Short task: Count the lines below that contain the word "satisfied" and give only the number.

** Start Exercise material **

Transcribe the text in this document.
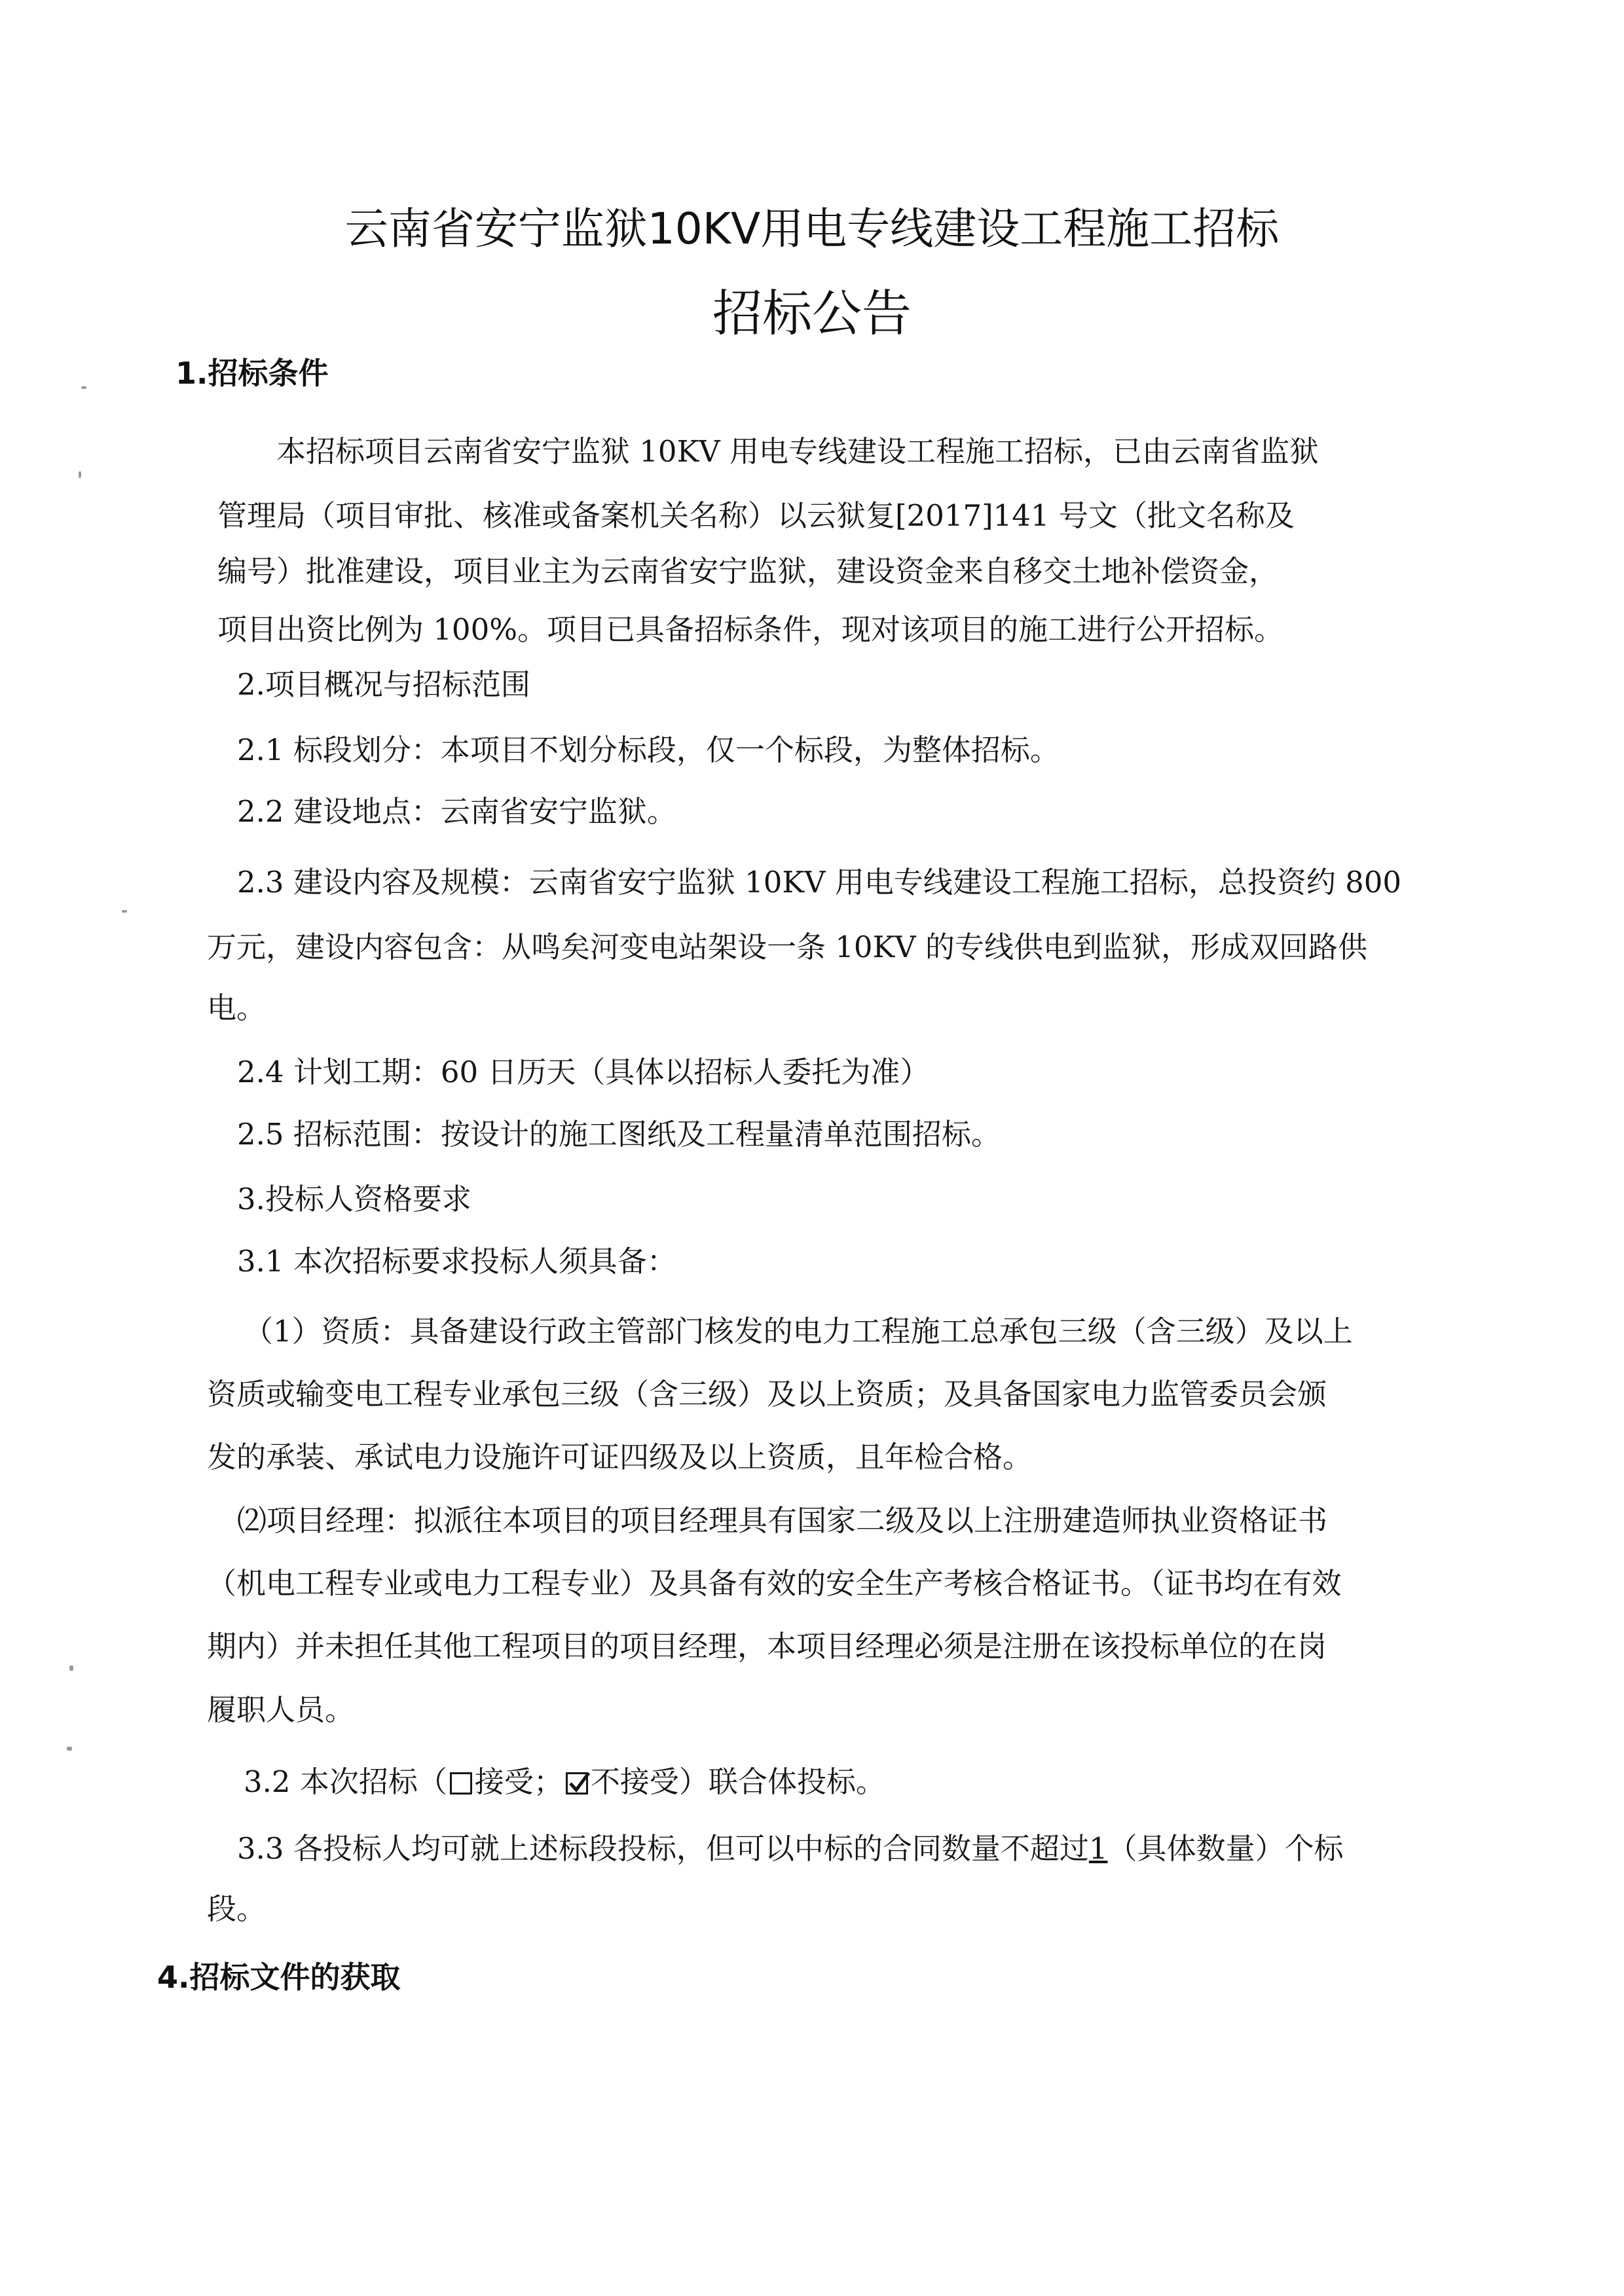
云南省安宁监狱10KV用电专线建设工程施工招标
招标公告
1.招标条件
本招标项目云南省安宁监狱 10KV 用电专线建设工程施工招标，已由云南省监狱
管理局（项目审批、核准或备案机关名称）以云狱复[2017]141 号文（批文名称及
编号）批准建设，项目业主为云南省安宁监狱，建设资金来自移交土地补偿资金，
项目出资比例为 100%。项目已具备招标条件，现对该项目的施工进行公开招标。
2.项目概况与招标范围
2.1 标段划分：本项目不划分标段，仅一个标段，为整体招标。
2.2 建设地点：云南省安宁监狱。
2.3 建设内容及规模：云南省安宁监狱 10KV 用电专线建设工程施工招标，总投资约 800
万元，建设内容包含：从鸣矣河变电站架设一条 10KV 的专线供电到监狱，形成双回路供
电。
2.4 计划工期：60 日历天（具体以招标人委托为准）
2.5 招标范围：按设计的施工图纸及工程量清单范围招标。
3.投标人资格要求
3.1 本次招标要求投标人须具备：
（1）资质：具备建设行政主管部门核发的电力工程施工总承包三级（含三级）及以上
资质或输变电工程专业承包三级（含三级）及以上资质；及具备国家电力监管委员会颁
发的承装、承试电力设施许可证四级及以上资质，且年检合格。
⑵项目经理：拟派往本项目的项目经理具有国家二级及以上注册建造师执业资格证书
（机电工程专业或电力工程专业）及具备有效的安全生产考核合格证书。（证书均在有效
期内）并未担任其他工程项目的项目经理，本项目经理必须是注册在该投标单位的在岗
履职人员。
3.2 本次招标（ 接受； 不接受）联合体投标。
3.3 各投标人均可就上述标段投标，但可以中标的合同数量不超过1（具体数量）个标
段。
4.招标文件的获取
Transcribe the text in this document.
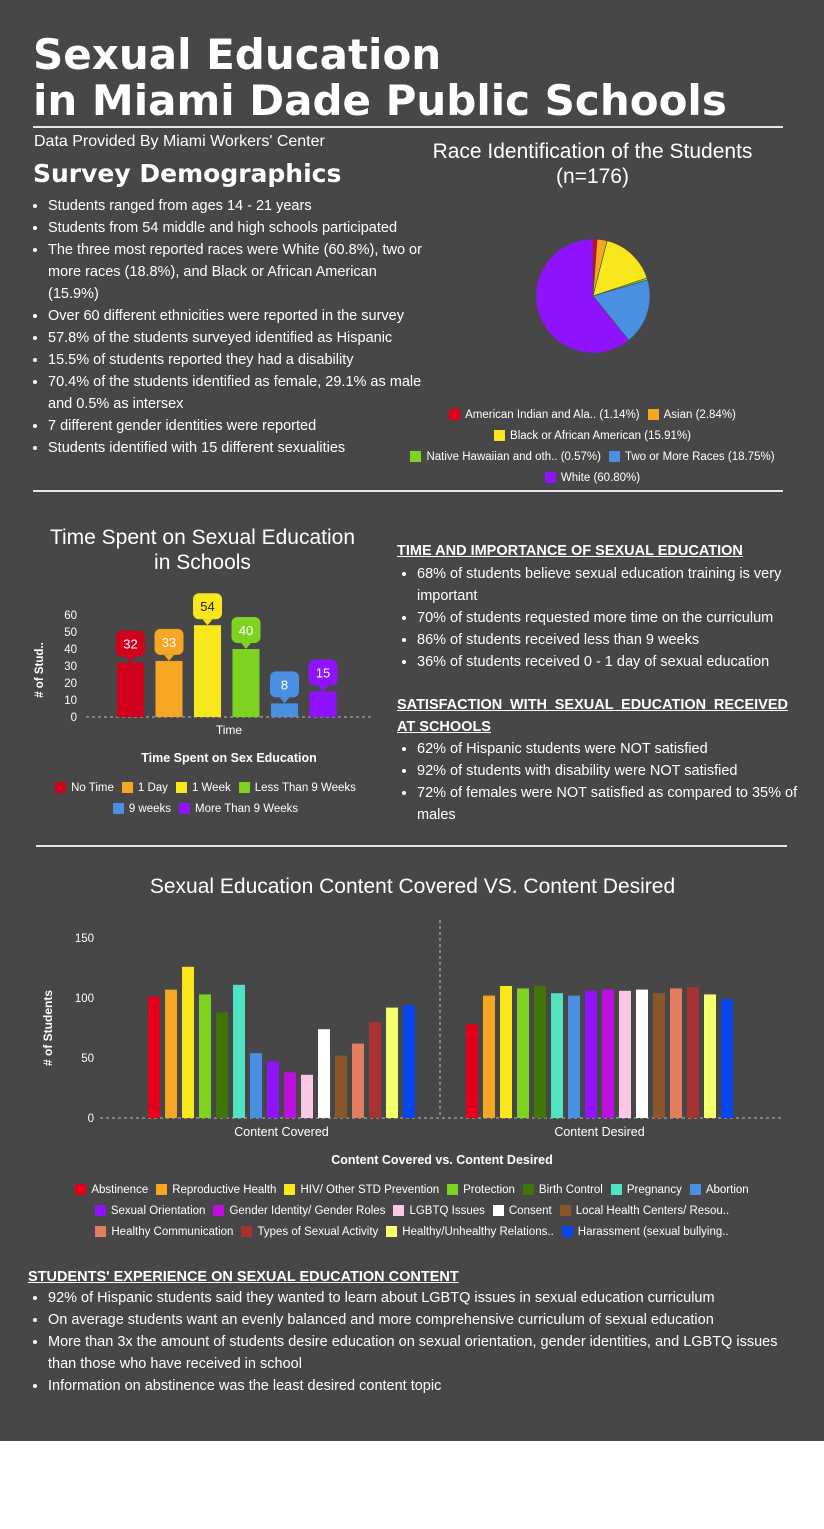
Sexual Education
in Miami Dade Public Schools
Data Provided By Miami Workers' Center
Survey Demographics
• Students ranged from ages 14 - 21 years
• Students from 54 middle and high schools participated
• The three most reported races were White (60.8%), two or more races (18.8%), and Black or African American (15.9%)
• Over 60 different ethnicities were reported in the survey
• 57.8% of the students surveyed identified as Hispanic
• 15.5% of students reported they had a disability
• 70.4% of the students identified as female, 29.1% as male and 0.5% as intersex
• 7 different gender identities were reported
• Students identified with 15 different sexualities
Race Identification of the Students
(n=176)
American Indian and Ala.. (1.14%) Asian (2.84%)
Black or African American (15.91%)
Native Hawaiian and oth.. (0.57%) Two or More Races (18.75%)
White (60.80%)
Time Spent on Sexual Education
in Schools
0
10
20
30
40
50
60
# of Stud..
Time
Time Spent on Sex Education
32 33
54
40
8
15
No Time 1 Day 1 Week Less Than 9 Weeks
9 weeks More Than 9 Weeks
TIME AND IMPORTANCE OF SEXUAL EDUCATION
• 68% of students believe sexual education training is very important
• 70% of students requested more time on the curriculum
• 86% of students received less than 9 weeks
• 36% of students received 0 - 1 day of sexual education
SATISFACTION WITH SEXUAL EDUCATION RECEIVED AT SCHOOLS
• 62% of Hispanic students were NOT satisfied
• 92% of students with disability were NOT satisfied
• 72% of females were NOT satisfied as compared to 35% of males
Sexual Education Content Covered VS. Content Desired
0
50
100
150
# of Students
Content Covered	Content Desired
Content Covered vs. Content Desired
Abstinence Reproductive Health HIV/ Other STD Prevention Protection Birth Control Pregnancy Abortion
Sexual Orientation Gender Identity/ Gender Roles LGBTQ Issues Consent Local Health Centers/ Resou..
Healthy Communication Types of Sexual Activity Healthy/Unhealthy Relations.. Harassment (sexual bullying..
STUDENTS' EXPERIENCE ON SEXUAL EDUCATION CONTENT
• 92% of Hispanic students said they wanted to learn about LGBTQ issues in sexual education curriculum
• On average students want an evenly balanced and more comprehensive curriculum of sexual education
• More than 3x the amount of students desire education on sexual orientation, gender identities, and LGBTQ issues than those who have received in school
• Information on abstinence was the least desired content topic
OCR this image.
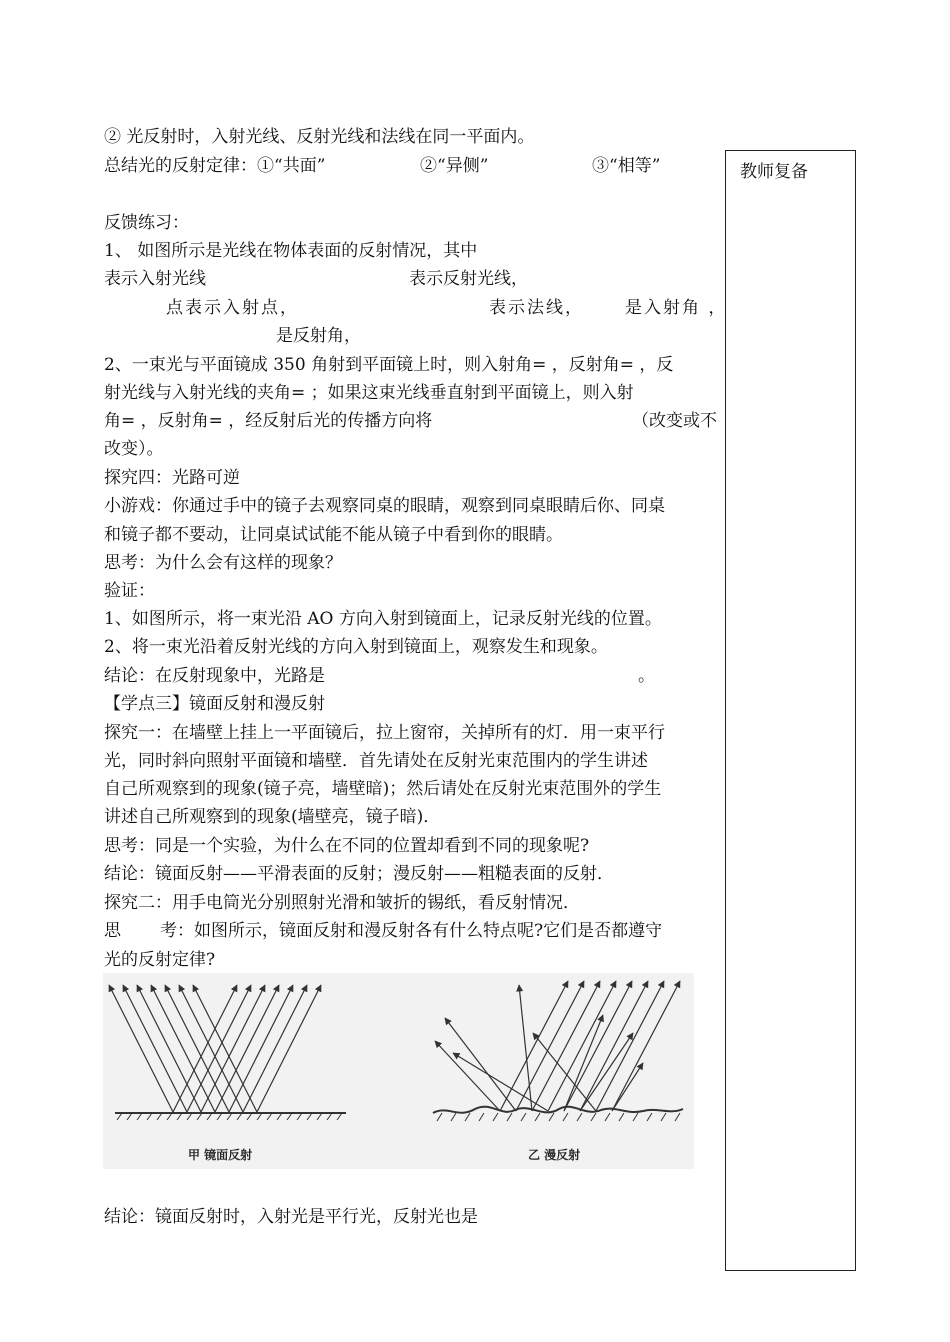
② 光反射时，入射光线、反射光线和法线在同一平面内。
总结光的反射定律：①“共面”	②“异侧”	③“相等”
反馈练习：
1、 如图所示是光线在物体表面的反射情况，其中
表示入射光线	表示反射光线，
点表示入射点，	表示法线， 是入射角 ，
是反射角，
2、一束光与平面镜成 350 角射到平面镜上时，则入射角= ，反射角= ，反
射光线与入射光线的夹角= ；如果这束光线垂直射到平面镜上，则入射
角= ，反射角= ，经反射后光的传播方向将	（改变或不
改变）。
探究四：光路可逆
小游戏：你通过手中的镜子去观察同桌的眼睛，观察到同桌眼睛后你、同桌
和镜子都不要动，让同桌试试能不能从镜子中看到你的眼睛。
思考：为什么会有这样的现象？
验证：
1、如图所示，将一束光沿 AO 方向入射到镜面上，记录反射光线的位置。
2、将一束光沿着反射光线的方向入射到镜面上，观察发生和现象。
结论：在反射现象中，光路是	。
【学点三】镜面反射和漫反射
探究一：在墙壁上挂上一平面镜后，拉上窗帘，关掉所有的灯．用一束平行
光，同时斜向照射平面镜和墙壁．首先请处在反射光束范围内的学生讲述
自己所观察到的现象(镜子亮，墙壁暗)；然后请处在反射光束范围外的学生
讲述自己所观察到的现象(墙壁亮，镜子暗)．
思考：同是一个实验，为什么在不同的位置却看到不同的现象呢?
结论：镜面反射——平滑表面的反射；漫反射——粗糙表面的反射．
探究二：用手电筒光分别照射光滑和皱折的锡纸，看反射情况．
思 考：如图所示，镜面反射和漫反射各有什么特点呢?它们是否都遵守
光的反射定律?
结论：镜面反射时，入射光是平行光，反射光也是
教师复备
甲 镜面反射	乙 漫反射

** End Exercise material **

Answer to this task: 3